## TASK DETAILS
Restate the data word for word and leave the images out.

## TASK MATERIAL
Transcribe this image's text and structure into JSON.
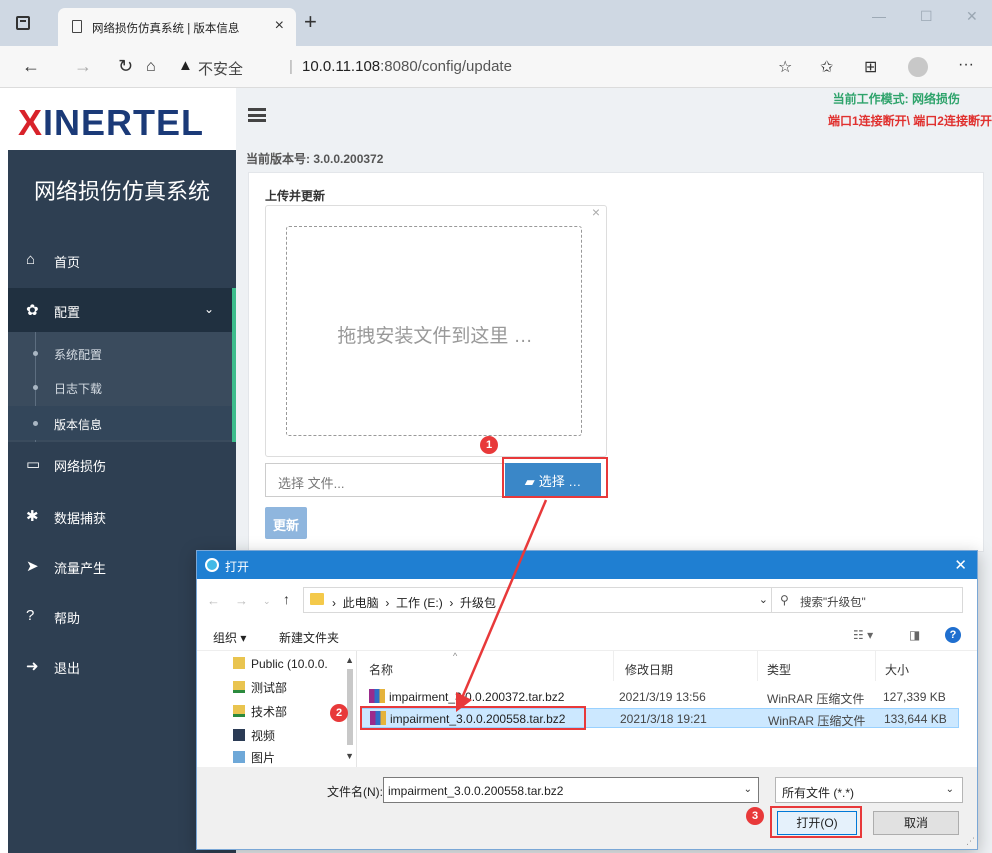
{
  "browser": {
    "tab_title": "网络损伤仿真系统 | 版本信息",
    "tab_close": "×",
    "new_tab": "+",
    "insecure_label": "不安全",
    "url_host": "10.0.11.108",
    "url_rest": ":8080/config/update",
    "window_controls": {
      "minimize": "—",
      "maximize": "☐",
      "close": "✕"
    }
  },
  "sidebar": {
    "logo_x": "X",
    "logo_rest": "INERTEL",
    "app_title": "网络损伤仿真系统",
    "items": [
      {
        "label": "首页",
        "icon": "home-icon",
        "glyph": "⌂"
      },
      {
        "label": "配置",
        "icon": "gear-icon",
        "glyph": "✿"
      },
      {
        "label": "网络损伤",
        "icon": "monitor-icon",
        "glyph": "▭"
      },
      {
        "label": "数据捕获",
        "icon": "bug-icon",
        "glyph": "✱"
      },
      {
        "label": "流量产生",
        "icon": "paper-plane-icon",
        "glyph": "➤"
      },
      {
        "label": "帮助",
        "icon": "help-icon",
        "glyph": "?"
      },
      {
        "label": "退出",
        "icon": "logout-icon",
        "glyph": "➜"
      }
    ],
    "submenu": [
      "系统配置",
      "日志下载",
      "版本信息"
    ],
    "caret": "⌄"
  },
  "main": {
    "mode": "当前工作模式: 网络损伤",
    "port_status": "端口1连接断开\\ 端口2连接断开",
    "version": "当前版本号: 3.0.0.200372",
    "panel_title": "上传并更新",
    "dropzone_close": "×",
    "dropzone_text": "拖拽安装文件到这里 …",
    "file_placeholder": "选择 文件...",
    "choose_label": "选择 …",
    "update_label": "更新"
  },
  "annotations": {
    "step1": "1",
    "step2": "2",
    "step3": "3",
    "accent": "#e8393a"
  },
  "dialog": {
    "title": "打开",
    "close": "✕",
    "path": [
      "此电脑",
      "工作 (E:)",
      "升级包"
    ],
    "search_placeholder": "搜索\"升级包\"",
    "organize": "组织 ▾",
    "new_folder": "新建文件夹",
    "tree": [
      "Public (10.0.0.",
      "测试部",
      "技术部",
      "视频",
      "图片"
    ],
    "columns": [
      "名称",
      "修改日期",
      "类型",
      "大小"
    ],
    "files": [
      {
        "name": "impairment_3.0.0.200372.tar.bz2",
        "date": "2021/3/19 13:56",
        "type": "WinRAR 压缩文件",
        "size": "127,339 KB"
      },
      {
        "name": "impairment_3.0.0.200558.tar.bz2",
        "date": "2021/3/18 19:21",
        "type": "WinRAR 压缩文件",
        "size": "133,644 KB"
      }
    ],
    "filename_label": "文件名(N):",
    "filename_value": "impairment_3.0.0.200558.tar.bz2",
    "filter": "所有文件 (*.*)",
    "open_label": "打开(O)",
    "cancel_label": "取消"
  }
}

## RESULT OF THE EXERCISE
Transcribe this image's text and structure into JSON.
{
  "browser": {
    "tab_title": "网络损伤仿真系统 | 版本信息",
    "tab_close": "×",
    "new_tab": "+",
    "insecure_label": "不安全",
    "url_host": "10.0.11.108",
    "url_rest": ":8080/config/update",
    "window_controls": {
      "minimize": "—",
      "maximize": "☐",
      "close": "✕"
    }
  },
  "sidebar": {
    "logo_x": "X",
    "logo_rest": "INERTEL",
    "app_title": "网络损伤仿真系统",
    "items": [
      {
        "label": "首页",
        "icon": "home-icon",
        "glyph": "⌂"
      },
      {
        "label": "配置",
        "icon": "gear-icon",
        "glyph": "✿"
      },
      {
        "label": "网络损伤",
        "icon": "monitor-icon",
        "glyph": "▭"
      },
      {
        "label": "数据捕获",
        "icon": "bug-icon",
        "glyph": "✱"
      },
      {
        "label": "流量产生",
        "icon": "paper-plane-icon",
        "glyph": "➤"
      },
      {
        "label": "帮助",
        "icon": "help-icon",
        "glyph": "?"
      },
      {
        "label": "退出",
        "icon": "logout-icon",
        "glyph": "➜"
      }
    ],
    "submenu": [
      "系统配置",
      "日志下载",
      "版本信息"
    ],
    "caret": "⌄"
  },
  "main": {
    "mode": "当前工作模式: 网络损伤",
    "port_status": "端口1连接断开\\ 端口2连接断开",
    "version": "当前版本号: 3.0.0.200372",
    "panel_title": "上传并更新",
    "dropzone_close": "×",
    "dropzone_text": "拖拽安装文件到这里 …",
    "file_placeholder": "选择 文件...",
    "choose_label": "选择 …",
    "update_label": "更新"
  },
  "annotations": {
    "step1": "1",
    "step2": "2",
    "step3": "3",
    "accent": "#e8393a"
  },
  "dialog": {
    "title": "打开",
    "close": "✕",
    "path": [
      "此电脑",
      "工作 (E:)",
      "升级包"
    ],
    "search_placeholder": "搜索\"升级包\"",
    "organize": "组织 ▾",
    "new_folder": "新建文件夹",
    "tree": [
      "Public (10.0.0.",
      "测试部",
      "技术部",
      "视频",
      "图片"
    ],
    "columns": [
      "名称",
      "修改日期",
      "类型",
      "大小"
    ],
    "files": [
      {
        "name": "impairment_3.0.0.200372.tar.bz2",
        "date": "2021/3/19 13:56",
        "type": "WinRAR 压缩文件",
        "size": "127,339 KB"
      },
      {
        "name": "impairment_3.0.0.200558.tar.bz2",
        "date": "2021/3/18 19:21",
        "type": "WinRAR 压缩文件",
        "size": "133,644 KB"
      }
    ],
    "filename_label": "文件名(N):",
    "filename_value": "impairment_3.0.0.200558.tar.bz2",
    "filter": "所有文件 (*.*)",
    "open_label": "打开(O)",
    "cancel_label": "取消"
  }
}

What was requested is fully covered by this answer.